=== Text passage ===
>> START
By Hideyuki Sano and Alwyn Scott
TOKYO/NEW YORK, Sept 2 (Reuters) - Asian shares inched up on
Wednesday following buoyant manufacturing indicators from the
United States and elsewhere and a rally in U.S. tech shares,
with investors also expecting more policy support from
Washington.
European stocks are expected to follow Asia's upbeat lead,
with pan-European Euro Stoxx 50 futures STXEc1 up 0.64% and
German DAX futures FDXc1 up 0.75%. FTSE futures FFIc1 traded
0.86% higher.
MSCI's broadest index of Asia-Pacific shares outside Japan
.MIAPJ0000PUS gained 0.3% while Japan's Nikkei .N225
advanced 0.5%. In China, the bellwether CSI300 index .CSI300
rose 0.2%.
On Wall Street, both the S&P 500 .SPX and Nasdaq .IXIC
boasted record closing highs, with the technology sector leading
the charge.
>> END
=== Data lines ===
>> START
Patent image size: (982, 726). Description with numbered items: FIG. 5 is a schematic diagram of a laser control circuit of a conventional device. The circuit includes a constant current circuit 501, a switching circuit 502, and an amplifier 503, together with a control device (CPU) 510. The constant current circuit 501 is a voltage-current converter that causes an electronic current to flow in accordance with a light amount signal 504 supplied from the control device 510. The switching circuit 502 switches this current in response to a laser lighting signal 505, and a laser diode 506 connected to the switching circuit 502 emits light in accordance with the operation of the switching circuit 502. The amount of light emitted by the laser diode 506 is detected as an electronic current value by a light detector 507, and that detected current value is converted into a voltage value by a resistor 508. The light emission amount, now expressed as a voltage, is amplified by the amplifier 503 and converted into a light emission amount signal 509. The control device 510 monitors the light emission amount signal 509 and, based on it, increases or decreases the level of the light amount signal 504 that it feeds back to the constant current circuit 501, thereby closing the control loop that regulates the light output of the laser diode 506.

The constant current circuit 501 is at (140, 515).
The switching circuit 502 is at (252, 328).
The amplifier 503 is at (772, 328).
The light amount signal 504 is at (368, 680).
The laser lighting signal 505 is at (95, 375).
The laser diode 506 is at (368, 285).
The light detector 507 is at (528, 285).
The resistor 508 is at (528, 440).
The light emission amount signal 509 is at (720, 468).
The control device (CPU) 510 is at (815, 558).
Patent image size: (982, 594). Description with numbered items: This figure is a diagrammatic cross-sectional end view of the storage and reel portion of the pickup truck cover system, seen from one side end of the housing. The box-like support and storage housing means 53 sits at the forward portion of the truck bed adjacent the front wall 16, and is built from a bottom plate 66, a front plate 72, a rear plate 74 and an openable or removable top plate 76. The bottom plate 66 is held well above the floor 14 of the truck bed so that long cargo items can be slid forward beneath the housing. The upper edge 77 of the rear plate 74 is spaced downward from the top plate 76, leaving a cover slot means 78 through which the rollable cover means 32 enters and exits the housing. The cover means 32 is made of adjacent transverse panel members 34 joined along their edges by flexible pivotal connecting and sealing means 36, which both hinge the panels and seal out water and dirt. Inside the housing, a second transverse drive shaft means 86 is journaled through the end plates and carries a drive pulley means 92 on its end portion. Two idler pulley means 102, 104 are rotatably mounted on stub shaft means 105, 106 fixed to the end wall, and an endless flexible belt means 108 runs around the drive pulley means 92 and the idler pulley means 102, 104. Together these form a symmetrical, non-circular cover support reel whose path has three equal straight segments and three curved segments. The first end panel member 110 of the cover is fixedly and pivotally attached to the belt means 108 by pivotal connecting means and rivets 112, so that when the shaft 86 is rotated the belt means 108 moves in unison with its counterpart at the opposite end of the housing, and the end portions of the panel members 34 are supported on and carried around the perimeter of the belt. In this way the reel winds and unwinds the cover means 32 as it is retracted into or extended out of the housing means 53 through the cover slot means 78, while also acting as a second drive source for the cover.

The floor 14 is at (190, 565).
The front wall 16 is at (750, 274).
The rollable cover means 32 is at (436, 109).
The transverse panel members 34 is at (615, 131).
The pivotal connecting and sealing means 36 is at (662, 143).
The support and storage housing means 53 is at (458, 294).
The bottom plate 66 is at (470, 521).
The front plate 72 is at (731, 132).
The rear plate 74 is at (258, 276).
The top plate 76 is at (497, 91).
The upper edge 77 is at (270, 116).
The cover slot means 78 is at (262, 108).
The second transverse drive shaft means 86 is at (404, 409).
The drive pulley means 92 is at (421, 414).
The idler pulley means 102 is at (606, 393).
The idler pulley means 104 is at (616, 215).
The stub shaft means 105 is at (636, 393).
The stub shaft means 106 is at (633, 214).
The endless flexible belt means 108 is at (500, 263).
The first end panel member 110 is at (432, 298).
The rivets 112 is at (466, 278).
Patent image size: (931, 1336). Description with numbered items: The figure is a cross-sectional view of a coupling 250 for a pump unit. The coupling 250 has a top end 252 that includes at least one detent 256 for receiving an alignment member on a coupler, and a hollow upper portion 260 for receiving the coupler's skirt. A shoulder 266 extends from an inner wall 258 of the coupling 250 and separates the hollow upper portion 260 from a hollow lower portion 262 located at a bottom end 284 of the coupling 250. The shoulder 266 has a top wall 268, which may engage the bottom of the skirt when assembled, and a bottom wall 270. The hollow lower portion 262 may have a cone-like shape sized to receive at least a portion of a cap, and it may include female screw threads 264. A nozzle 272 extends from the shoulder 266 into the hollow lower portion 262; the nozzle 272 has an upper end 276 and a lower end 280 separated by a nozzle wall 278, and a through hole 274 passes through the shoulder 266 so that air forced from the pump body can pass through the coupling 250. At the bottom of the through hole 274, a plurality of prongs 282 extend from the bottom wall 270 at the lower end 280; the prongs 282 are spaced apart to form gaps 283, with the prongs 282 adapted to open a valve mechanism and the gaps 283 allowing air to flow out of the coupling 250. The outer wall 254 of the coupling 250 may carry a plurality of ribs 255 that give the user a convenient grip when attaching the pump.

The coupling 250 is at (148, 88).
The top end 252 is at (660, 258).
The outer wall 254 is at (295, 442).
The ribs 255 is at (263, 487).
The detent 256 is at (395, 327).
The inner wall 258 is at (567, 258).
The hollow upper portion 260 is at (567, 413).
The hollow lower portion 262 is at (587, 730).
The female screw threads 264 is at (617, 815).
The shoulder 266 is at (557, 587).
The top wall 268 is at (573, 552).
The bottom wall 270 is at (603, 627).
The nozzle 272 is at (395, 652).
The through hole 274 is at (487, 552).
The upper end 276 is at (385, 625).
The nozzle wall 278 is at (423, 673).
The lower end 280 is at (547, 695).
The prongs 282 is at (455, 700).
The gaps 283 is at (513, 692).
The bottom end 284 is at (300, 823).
>> END
=== Tasks to carry out ===
a. In the market report, how much did Japan's Nikkei advance?
b. Extend the market report past its final sentence.
The records have no connection to the market report.

=== Results in order ===
a. It advanced 0.5%.

b.
Apple AAPL.O , the world's biggest company by market
capitalisation, rose just under 4% to take its value to almost
$2.3 trillion after a media report that the company had asked
suppliers to make at least 75 million 5G iPhones for later this
year. U.S. manufacturing indicators showed expansion, with the
reading from the Institute for Supply Management hitting its
highest level in nearly two years. "On top of the strong headline figure, looking at new orders
and inventories components in the survey, the manufacturing
sector looks unlikely to falter any time soon," said Shogo
Maekawa, global market strategist at JPMorgan Asset Management.
Euro zone manufacturing activity also grew last month to
stay on a path toward recovery, though factory managers remained
wary about investing and hiring more workers. "At the moment the market is seeing a lot of positive
momentum," said Greg Boutle, U.S. head of equity and derivative
strategy at BNP Paribas in New York. "If you get OK-to-good data
and anything from the political landscape that looks like its
moving more toward a compromise that's constructive for
markets."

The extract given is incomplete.